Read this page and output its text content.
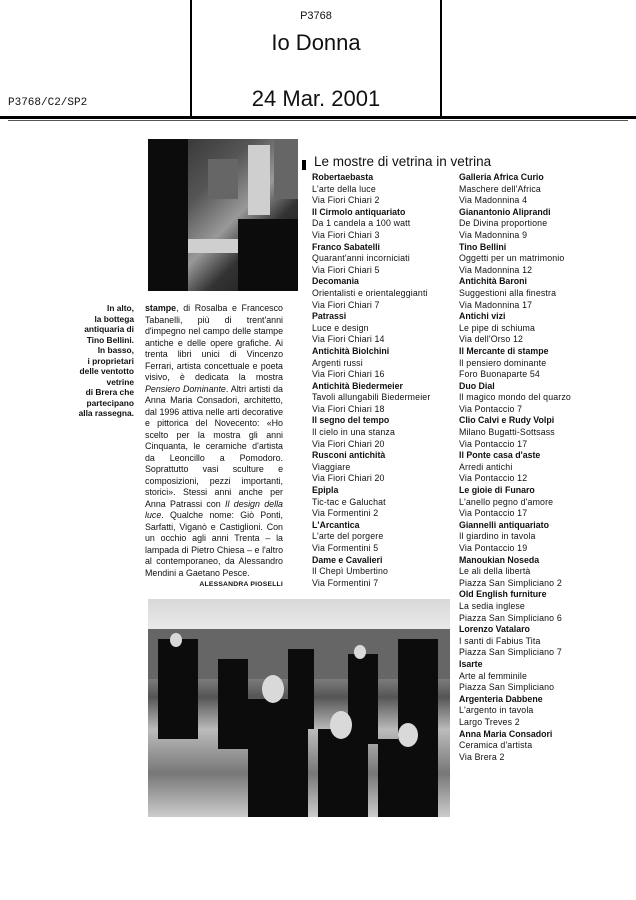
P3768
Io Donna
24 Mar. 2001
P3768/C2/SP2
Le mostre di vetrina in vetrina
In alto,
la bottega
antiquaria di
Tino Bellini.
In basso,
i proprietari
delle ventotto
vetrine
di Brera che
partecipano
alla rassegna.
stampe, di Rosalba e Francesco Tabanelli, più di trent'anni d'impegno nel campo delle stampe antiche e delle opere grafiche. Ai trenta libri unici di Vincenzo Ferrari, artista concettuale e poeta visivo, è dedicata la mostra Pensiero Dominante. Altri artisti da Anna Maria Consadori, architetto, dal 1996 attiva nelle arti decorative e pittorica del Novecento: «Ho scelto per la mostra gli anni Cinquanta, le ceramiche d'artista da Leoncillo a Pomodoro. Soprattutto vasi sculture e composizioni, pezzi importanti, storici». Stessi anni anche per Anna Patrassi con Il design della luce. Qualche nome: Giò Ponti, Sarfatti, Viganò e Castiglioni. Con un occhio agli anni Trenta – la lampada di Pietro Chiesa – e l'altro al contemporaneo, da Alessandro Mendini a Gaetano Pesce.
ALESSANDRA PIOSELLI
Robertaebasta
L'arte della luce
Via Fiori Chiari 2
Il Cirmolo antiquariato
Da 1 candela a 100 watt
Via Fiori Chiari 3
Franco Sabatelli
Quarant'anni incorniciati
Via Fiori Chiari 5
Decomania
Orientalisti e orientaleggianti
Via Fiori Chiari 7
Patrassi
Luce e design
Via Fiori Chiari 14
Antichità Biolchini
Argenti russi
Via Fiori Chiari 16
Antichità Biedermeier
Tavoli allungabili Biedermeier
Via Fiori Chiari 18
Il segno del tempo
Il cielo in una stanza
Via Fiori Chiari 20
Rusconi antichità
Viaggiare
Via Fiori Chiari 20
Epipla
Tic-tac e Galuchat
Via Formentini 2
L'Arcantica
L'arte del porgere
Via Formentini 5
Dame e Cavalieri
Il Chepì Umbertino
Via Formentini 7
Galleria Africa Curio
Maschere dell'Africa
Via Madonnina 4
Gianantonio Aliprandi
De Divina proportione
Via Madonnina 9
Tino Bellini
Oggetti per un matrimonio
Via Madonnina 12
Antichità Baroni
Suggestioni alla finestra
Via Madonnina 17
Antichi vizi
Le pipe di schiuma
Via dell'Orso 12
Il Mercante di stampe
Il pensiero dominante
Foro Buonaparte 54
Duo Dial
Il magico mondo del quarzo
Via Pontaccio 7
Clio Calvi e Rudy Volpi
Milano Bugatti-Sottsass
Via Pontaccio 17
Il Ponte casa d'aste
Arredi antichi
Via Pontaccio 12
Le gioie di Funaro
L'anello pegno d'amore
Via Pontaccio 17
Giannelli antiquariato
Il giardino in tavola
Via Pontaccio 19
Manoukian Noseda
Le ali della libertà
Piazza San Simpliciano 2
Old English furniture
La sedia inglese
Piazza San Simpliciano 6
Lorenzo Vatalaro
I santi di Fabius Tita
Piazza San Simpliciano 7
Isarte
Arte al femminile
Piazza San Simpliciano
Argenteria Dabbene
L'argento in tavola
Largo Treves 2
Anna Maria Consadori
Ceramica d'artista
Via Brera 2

__________________________________________________

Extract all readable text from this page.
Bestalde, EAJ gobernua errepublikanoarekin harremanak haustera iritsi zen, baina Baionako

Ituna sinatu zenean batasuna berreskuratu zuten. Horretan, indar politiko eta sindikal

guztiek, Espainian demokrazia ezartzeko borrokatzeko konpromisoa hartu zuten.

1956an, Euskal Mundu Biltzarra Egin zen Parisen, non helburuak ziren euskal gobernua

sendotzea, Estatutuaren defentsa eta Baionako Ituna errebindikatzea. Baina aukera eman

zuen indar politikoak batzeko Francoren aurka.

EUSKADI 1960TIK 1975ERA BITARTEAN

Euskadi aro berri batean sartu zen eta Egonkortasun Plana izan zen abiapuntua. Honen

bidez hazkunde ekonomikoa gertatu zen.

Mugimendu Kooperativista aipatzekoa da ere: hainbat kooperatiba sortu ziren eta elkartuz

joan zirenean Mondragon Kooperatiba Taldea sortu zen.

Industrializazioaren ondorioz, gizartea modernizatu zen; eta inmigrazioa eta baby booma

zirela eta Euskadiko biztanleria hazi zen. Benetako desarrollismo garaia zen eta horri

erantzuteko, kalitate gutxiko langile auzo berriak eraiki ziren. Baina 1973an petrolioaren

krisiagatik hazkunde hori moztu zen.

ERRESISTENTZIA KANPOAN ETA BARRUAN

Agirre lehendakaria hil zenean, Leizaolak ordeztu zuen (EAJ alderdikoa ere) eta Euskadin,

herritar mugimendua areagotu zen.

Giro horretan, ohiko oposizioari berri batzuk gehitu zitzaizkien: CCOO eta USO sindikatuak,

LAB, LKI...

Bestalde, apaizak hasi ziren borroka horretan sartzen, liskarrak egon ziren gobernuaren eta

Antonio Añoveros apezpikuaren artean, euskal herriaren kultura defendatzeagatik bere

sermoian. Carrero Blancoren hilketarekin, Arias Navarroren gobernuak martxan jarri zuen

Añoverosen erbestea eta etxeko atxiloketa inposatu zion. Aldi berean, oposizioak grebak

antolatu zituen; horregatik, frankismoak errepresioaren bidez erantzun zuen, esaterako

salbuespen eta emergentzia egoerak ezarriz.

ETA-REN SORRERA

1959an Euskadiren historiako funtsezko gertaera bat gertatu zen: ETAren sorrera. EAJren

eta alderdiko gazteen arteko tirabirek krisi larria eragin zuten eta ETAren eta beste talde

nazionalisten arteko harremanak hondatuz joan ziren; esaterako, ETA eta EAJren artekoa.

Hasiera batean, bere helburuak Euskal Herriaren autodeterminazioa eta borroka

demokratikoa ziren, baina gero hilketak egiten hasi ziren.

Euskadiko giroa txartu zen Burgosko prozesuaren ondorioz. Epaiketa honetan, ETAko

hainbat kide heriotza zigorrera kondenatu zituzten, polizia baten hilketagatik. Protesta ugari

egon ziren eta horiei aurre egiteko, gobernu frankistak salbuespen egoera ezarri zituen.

__________________________________________________

- _Written task_
Pick out all lines from the data above in which the word "batean" appears.

- _Exercise result_
Euskadi aro berri batean sartu zen eta Egonkortasun Plana izan zen abiapuntua. Honen
Hasiera batean, bere helburuak Euskal Herriaren autodeterminazioa eta borroka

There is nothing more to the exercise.